● What you are asked to do:
Repeat verbatim the lines from the start of the records through the line containing "mcplots-reference-label: mcplots.cern.ch [arXiv:1306.3436]", including that line.

### Data provided ###

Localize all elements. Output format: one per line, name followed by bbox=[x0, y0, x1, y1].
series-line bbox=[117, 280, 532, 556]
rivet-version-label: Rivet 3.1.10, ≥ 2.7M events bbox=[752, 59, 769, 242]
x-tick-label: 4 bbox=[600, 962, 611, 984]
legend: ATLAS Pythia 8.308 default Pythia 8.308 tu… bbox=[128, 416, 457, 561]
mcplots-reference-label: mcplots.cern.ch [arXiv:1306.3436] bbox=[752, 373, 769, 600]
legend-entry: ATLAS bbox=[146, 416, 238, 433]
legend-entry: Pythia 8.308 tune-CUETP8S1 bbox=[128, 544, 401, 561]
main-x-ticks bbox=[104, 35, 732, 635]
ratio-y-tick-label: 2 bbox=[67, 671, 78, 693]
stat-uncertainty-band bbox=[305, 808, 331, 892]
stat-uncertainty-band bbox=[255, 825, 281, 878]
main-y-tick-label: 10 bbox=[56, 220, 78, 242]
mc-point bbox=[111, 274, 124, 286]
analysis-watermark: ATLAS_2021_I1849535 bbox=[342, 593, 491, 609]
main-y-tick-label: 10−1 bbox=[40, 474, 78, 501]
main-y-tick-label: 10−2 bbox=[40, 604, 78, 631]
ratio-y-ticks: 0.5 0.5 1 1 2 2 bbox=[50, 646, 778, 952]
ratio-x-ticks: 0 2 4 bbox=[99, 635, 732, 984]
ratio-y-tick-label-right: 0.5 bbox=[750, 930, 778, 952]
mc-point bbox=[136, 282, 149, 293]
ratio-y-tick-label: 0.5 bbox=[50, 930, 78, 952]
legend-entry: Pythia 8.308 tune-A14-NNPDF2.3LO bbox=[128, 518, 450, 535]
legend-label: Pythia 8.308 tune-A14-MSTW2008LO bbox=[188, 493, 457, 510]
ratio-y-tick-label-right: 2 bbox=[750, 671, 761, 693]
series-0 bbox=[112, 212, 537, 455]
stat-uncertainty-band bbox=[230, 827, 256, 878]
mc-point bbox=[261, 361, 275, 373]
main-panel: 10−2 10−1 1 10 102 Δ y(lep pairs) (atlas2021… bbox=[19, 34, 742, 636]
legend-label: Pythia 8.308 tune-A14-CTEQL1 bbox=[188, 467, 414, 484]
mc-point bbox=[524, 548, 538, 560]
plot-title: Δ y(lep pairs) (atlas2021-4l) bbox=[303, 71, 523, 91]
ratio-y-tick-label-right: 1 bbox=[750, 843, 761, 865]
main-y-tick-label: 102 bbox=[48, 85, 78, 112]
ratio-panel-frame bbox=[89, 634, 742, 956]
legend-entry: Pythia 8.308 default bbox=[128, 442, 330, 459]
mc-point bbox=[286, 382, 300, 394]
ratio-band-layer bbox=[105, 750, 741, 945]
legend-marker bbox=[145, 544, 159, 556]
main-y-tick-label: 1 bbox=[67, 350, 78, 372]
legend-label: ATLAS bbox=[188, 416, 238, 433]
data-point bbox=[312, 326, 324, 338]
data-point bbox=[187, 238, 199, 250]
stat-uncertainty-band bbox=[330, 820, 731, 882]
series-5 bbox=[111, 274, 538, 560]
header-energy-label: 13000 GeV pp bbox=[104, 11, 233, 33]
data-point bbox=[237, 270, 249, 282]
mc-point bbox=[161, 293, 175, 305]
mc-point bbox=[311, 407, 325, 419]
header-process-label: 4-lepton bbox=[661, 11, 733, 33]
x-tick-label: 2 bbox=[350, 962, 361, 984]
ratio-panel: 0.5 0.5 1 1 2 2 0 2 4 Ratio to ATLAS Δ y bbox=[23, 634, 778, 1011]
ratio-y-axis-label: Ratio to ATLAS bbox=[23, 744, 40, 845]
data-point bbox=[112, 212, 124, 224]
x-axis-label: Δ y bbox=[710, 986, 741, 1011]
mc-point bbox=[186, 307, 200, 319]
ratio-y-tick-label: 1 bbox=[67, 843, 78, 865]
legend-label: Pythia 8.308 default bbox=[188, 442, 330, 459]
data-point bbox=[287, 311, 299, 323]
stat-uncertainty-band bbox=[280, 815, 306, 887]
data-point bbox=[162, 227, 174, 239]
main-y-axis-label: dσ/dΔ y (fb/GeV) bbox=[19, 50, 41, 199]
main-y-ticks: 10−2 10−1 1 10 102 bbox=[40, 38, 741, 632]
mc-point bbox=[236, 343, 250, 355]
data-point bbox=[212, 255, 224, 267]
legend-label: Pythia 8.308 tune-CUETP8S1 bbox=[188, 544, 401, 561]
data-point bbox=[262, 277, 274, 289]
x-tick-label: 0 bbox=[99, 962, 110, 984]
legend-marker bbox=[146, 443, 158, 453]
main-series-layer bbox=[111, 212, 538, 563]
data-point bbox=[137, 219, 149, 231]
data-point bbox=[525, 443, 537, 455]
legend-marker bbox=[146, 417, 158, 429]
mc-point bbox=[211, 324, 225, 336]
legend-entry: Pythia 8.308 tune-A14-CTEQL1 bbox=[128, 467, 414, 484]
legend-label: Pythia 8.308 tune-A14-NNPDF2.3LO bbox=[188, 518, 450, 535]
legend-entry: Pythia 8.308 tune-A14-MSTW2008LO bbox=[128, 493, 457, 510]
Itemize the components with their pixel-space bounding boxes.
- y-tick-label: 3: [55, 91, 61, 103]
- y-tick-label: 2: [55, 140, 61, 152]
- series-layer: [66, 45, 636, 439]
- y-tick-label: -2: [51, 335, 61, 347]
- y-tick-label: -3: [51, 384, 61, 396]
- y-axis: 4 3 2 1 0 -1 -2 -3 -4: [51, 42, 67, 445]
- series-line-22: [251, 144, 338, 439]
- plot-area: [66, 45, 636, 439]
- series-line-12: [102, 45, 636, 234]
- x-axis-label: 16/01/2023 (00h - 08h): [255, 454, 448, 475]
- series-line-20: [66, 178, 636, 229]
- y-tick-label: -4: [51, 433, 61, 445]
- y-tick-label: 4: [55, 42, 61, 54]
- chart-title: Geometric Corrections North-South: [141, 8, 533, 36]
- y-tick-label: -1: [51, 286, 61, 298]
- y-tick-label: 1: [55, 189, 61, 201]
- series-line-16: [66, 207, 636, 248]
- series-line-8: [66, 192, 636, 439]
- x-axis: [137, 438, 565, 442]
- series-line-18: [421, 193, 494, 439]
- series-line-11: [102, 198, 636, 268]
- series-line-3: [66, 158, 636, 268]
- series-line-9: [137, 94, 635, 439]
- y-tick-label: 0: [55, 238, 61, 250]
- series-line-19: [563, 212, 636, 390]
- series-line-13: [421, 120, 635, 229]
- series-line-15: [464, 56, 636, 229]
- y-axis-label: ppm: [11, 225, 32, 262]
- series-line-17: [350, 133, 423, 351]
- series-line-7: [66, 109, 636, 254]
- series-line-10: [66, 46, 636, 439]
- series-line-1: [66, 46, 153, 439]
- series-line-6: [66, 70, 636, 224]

###

● Exercise solution:
Localize all elements. Output format: one per line, name followed by bbox=[x0, y0, x1, y1].
series-line bbox=[117, 280, 532, 556]
rivet-version-label: Rivet 3.1.10, ≥ 2.7M events bbox=[752, 59, 769, 242]
x-tick-label: 4 bbox=[600, 962, 611, 984]
legend: ATLAS Pythia 8.308 default Pythia 8.308 tu… bbox=[128, 416, 457, 561]
mcplots-reference-label: mcplots.cern.ch [arXiv:1306.3436] bbox=[752, 373, 769, 600]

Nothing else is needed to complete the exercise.